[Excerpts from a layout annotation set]
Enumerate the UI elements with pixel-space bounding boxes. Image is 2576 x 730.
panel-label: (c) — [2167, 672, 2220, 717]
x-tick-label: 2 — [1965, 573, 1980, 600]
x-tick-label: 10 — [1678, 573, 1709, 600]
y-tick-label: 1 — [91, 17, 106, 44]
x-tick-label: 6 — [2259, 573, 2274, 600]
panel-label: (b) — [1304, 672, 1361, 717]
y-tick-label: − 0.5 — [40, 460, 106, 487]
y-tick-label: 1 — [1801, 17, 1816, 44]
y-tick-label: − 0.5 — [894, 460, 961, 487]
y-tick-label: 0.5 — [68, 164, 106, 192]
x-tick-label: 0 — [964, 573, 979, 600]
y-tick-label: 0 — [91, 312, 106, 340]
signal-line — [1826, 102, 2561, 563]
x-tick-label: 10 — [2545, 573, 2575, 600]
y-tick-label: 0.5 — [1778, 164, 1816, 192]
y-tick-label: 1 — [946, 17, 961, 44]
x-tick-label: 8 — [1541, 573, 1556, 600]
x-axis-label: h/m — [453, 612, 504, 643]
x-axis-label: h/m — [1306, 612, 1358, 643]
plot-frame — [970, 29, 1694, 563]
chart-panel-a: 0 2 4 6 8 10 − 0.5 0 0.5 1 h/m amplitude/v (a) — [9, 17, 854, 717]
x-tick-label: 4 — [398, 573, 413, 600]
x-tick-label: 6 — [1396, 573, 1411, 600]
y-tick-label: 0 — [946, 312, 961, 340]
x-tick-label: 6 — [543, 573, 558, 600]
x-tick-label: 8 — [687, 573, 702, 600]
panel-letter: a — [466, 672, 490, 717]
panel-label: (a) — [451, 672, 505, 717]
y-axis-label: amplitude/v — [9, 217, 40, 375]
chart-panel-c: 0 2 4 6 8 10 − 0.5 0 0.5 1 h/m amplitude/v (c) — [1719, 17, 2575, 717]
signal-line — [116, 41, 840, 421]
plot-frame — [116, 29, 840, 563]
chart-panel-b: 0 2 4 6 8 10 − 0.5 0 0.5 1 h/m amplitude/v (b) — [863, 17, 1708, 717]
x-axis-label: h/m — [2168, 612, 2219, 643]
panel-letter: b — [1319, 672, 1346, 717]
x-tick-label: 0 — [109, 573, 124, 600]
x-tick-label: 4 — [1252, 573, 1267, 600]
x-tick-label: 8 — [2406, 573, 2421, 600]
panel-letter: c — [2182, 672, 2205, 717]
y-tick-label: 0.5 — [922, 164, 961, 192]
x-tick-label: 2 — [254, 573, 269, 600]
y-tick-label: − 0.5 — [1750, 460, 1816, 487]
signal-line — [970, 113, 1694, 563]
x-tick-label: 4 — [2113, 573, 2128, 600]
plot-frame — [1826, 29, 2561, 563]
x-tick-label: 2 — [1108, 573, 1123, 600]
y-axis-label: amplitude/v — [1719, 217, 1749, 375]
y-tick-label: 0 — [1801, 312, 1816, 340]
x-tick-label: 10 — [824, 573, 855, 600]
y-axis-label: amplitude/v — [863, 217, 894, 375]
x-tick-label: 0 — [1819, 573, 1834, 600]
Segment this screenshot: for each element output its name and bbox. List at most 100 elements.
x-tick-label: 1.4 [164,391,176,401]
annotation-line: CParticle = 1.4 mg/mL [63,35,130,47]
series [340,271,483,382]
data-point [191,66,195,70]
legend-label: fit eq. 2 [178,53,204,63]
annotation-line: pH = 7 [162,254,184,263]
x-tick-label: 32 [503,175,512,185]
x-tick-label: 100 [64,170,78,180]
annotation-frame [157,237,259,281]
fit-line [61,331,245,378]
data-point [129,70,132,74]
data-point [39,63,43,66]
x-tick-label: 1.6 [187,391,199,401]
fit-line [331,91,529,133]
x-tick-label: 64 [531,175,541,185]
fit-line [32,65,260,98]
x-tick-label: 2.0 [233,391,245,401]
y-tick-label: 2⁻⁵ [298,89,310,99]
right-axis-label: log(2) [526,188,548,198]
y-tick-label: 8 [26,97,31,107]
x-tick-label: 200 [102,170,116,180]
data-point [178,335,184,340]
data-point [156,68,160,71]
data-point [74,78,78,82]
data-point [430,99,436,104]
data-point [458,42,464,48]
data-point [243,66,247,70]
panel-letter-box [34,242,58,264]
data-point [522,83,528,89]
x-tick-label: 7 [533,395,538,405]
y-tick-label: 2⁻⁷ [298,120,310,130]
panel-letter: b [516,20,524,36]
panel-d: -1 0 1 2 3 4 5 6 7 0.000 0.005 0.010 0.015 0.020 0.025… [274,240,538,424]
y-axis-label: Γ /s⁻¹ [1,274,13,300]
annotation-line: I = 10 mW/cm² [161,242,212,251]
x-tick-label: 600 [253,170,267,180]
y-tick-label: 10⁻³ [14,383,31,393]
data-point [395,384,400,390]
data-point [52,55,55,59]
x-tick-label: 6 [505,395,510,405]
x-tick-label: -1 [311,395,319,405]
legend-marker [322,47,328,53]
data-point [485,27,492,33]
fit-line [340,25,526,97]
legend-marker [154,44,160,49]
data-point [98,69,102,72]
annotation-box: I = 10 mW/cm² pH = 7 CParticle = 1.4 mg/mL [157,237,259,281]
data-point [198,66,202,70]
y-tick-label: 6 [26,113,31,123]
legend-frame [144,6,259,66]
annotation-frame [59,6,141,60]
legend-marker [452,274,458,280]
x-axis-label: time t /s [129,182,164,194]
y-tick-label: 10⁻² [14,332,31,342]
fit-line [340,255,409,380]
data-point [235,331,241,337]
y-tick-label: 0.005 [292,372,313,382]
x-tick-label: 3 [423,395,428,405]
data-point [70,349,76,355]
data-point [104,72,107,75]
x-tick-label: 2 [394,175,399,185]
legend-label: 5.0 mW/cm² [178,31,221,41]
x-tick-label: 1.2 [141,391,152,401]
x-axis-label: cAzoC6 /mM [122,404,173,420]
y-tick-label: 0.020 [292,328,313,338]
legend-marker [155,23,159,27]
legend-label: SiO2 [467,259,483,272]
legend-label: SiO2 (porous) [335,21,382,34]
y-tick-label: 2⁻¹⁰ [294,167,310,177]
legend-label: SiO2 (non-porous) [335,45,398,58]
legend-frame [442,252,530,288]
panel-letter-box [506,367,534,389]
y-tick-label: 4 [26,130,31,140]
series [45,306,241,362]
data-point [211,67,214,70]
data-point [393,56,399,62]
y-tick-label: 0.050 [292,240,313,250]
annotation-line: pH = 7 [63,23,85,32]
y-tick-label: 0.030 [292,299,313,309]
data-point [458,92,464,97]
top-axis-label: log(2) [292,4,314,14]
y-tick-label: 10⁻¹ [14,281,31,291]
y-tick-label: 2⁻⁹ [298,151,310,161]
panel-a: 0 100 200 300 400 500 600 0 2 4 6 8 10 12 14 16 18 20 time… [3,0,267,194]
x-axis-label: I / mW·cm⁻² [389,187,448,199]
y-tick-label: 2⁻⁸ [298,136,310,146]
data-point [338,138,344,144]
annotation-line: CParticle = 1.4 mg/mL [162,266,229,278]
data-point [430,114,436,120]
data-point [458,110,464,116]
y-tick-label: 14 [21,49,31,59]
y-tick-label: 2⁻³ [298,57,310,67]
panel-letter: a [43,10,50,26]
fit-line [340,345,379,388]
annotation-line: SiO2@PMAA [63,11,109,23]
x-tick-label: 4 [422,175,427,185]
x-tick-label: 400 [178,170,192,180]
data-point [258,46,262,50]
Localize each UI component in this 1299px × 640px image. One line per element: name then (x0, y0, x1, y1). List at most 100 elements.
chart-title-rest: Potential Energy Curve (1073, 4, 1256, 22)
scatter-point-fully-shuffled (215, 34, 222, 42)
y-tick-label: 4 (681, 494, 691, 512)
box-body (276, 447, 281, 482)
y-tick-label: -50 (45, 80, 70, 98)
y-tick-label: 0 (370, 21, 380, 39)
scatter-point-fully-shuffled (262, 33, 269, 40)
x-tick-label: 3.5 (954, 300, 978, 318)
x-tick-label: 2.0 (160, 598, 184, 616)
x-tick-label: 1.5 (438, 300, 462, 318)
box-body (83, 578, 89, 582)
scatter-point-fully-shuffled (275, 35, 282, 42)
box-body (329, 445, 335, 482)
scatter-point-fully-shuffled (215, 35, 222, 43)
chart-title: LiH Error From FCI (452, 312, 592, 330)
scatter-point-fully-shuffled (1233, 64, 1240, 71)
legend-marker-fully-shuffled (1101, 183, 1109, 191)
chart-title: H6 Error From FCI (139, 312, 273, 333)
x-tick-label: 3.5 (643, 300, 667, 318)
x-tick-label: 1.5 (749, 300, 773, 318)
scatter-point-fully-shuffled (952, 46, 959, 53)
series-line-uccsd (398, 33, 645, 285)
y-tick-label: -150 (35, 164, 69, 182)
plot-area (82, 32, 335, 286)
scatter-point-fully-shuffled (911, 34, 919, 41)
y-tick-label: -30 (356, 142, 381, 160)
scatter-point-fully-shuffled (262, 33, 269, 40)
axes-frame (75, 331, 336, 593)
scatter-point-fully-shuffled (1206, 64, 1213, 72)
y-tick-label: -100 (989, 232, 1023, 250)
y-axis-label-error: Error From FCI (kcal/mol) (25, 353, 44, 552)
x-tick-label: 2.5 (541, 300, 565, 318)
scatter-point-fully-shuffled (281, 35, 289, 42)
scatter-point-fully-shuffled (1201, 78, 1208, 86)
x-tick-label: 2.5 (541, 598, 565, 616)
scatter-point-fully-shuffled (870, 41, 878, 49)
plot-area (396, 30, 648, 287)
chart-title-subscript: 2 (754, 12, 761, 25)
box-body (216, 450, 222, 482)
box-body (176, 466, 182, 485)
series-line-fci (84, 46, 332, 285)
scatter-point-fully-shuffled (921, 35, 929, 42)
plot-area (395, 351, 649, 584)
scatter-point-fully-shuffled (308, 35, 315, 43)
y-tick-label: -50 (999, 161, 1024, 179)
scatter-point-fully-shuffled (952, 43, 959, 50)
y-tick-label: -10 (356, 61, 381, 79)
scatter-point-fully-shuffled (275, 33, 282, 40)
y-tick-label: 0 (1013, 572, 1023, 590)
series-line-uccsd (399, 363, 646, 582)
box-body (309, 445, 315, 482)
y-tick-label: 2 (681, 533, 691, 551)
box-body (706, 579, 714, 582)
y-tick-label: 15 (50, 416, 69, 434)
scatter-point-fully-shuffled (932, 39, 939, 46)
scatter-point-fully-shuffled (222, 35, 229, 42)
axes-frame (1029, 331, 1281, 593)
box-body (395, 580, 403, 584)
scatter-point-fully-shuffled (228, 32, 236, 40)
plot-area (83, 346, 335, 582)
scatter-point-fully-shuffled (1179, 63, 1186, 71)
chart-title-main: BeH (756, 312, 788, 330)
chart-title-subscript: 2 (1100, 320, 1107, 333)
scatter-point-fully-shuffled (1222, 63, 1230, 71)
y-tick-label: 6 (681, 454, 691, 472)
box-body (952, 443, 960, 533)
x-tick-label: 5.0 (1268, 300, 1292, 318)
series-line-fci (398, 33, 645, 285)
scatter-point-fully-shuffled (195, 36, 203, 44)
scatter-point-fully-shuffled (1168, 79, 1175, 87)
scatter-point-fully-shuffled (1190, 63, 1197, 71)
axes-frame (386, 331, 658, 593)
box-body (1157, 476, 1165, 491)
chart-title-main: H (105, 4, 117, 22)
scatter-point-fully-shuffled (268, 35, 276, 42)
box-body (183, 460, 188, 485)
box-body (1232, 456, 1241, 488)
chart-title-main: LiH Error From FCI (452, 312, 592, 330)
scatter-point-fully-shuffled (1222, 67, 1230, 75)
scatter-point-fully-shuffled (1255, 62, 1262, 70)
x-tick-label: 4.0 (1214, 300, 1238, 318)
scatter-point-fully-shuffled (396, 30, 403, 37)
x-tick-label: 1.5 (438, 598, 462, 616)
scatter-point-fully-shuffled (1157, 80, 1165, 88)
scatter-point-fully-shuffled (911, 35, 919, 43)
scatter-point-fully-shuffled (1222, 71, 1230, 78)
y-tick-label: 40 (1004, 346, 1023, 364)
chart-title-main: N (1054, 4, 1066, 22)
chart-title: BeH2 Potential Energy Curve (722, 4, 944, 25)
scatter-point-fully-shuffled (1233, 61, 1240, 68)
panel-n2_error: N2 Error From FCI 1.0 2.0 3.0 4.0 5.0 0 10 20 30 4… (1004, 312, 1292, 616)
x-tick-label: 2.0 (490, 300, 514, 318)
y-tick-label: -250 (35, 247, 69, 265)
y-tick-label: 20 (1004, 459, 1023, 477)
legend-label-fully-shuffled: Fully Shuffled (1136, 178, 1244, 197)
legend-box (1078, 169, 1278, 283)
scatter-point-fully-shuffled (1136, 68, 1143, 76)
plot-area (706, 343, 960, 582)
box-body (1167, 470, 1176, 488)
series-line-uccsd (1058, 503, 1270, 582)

YOUR OBJECTIVE:
Write out verbatim the rows from the very first row through the row containing "y-tick-label: 1 — [91, 17, 106, 44]", including both.

TASK SOLUTION:
Enumerate the UI elements with pixel-space bounding boxes. Image is 2576 x 730.
panel-label: (c) — [2167, 672, 2220, 717]
x-tick-label: 2 — [1965, 573, 1980, 600]
x-tick-label: 10 — [1678, 573, 1709, 600]
y-tick-label: 1 — [91, 17, 106, 44]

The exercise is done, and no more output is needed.